Goal of the exercise:
Locate the lines of the listing below that hold "Informações", then copy each of them.

====== Supplied information ======

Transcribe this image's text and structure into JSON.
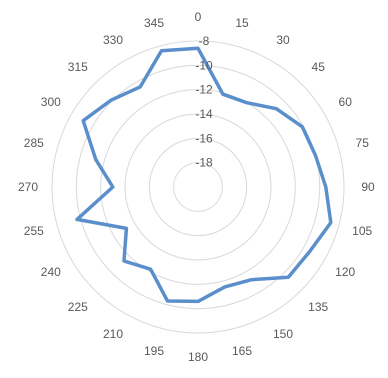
{
  "chart_data": {
    "type": "radar",
    "title": "",
    "angle_labels": [
      "0",
      "15",
      "30",
      "45",
      "60",
      "75",
      "90",
      "105",
      "120",
      "135",
      "150",
      "165",
      "180",
      "195",
      "210",
      "225",
      "240",
      "255",
      "270",
      "285",
      "300",
      "315",
      "330",
      "345"
    ],
    "radial_labels": [
      "-8",
      "-10",
      "-12",
      "-14",
      "-16",
      "-18"
    ],
    "radial_range": [
      -20,
      -8
    ],
    "grid": true,
    "series": [
      {
        "color": "#5b8fcb",
        "values": [
          -8.6,
          -12.1,
          -12.0,
          -10.9,
          -10.1,
          -10.0,
          -9.5,
          -8.7,
          -9.4,
          -9.5,
          -11.2,
          -11.5,
          -10.6,
          -10.3,
          -12.2,
          -11.4,
          -13.2,
          -9.7,
          -13.0,
          -11.3,
          -9.1,
          -9.9,
          -10.5,
          -8.4
        ]
      }
    ]
  }
}
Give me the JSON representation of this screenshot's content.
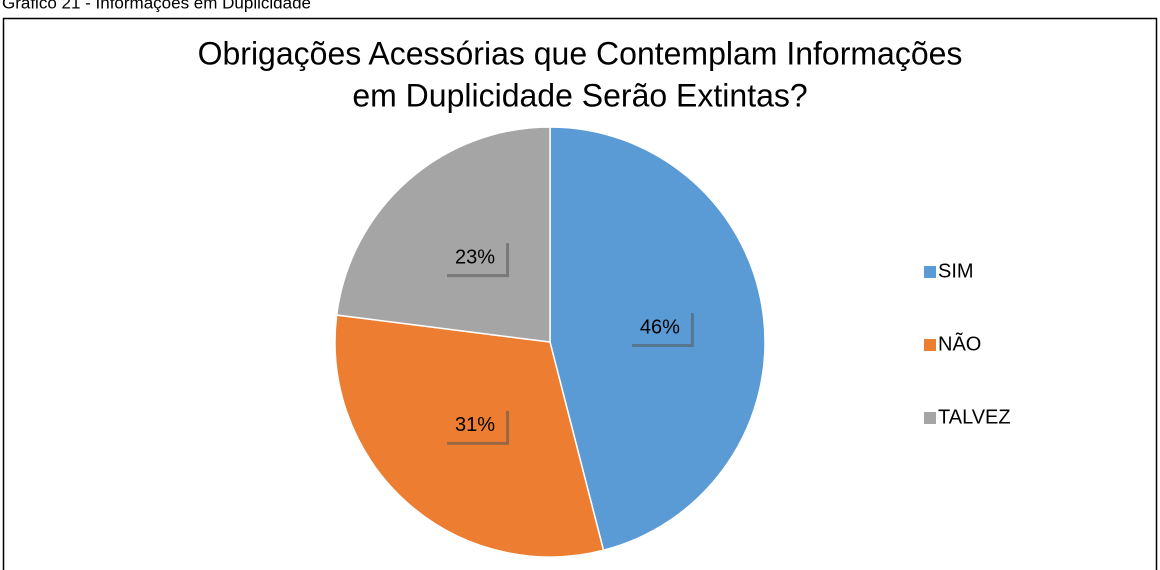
{
  "caption": "Gráfico 21 - Informações em Duplicidade",
  "chart_data": {
    "type": "pie",
    "title": [
      "Obrigações Acessórias que Contemplam Informações",
      "em Duplicidade Serão Extintas?"
    ],
    "categories": [
      "SIM",
      "NÃO",
      "TALVEZ"
    ],
    "values": [
      46,
      31,
      23
    ],
    "value_labels": [
      "46%",
      "31%",
      "23%"
    ],
    "colors": [
      "#5b9bd5",
      "#ed7d31",
      "#a5a5a5"
    ],
    "legend": "right"
  }
}
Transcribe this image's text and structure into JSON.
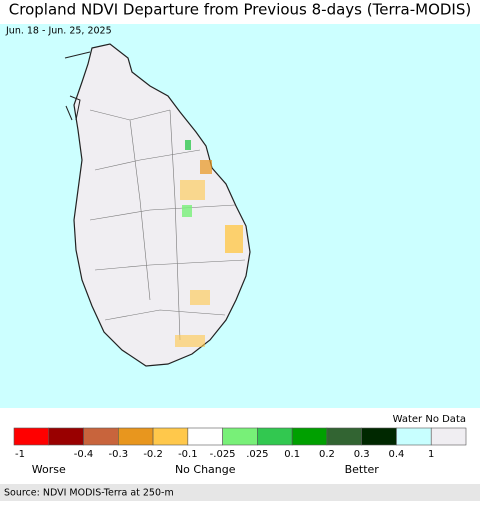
{
  "title": "Cropland NDVI Departure from Previous 8-days (Terra-MODIS)",
  "subtitle": "Jun. 18 - Jun. 25, 2025",
  "legend": {
    "heading": "Water No Data",
    "colors": [
      "#ff0000",
      "#990000",
      "#c8643c",
      "#e8961e",
      "#ffc84b",
      "#ffffff",
      "#78f078",
      "#32c850",
      "#00a000",
      "#326432",
      "#002800",
      "#c8ffff",
      "#f0eef2"
    ],
    "ticks": [
      "-1",
      "-0.4",
      "-0.3",
      "-0.2",
      "-0.1",
      "-.025",
      ".025",
      "0.1",
      "0.2",
      "0.3",
      "0.4",
      "1"
    ],
    "groups": [
      "Worse",
      "No Change",
      "Better"
    ]
  },
  "source": "Source: NDVI MODIS-Terra at 250-m"
}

======

Written answer:
  "caption": "Gráfico 21 - Informações em Duplicidade",
      "Obrigações Acessórias que Contemplam Informações",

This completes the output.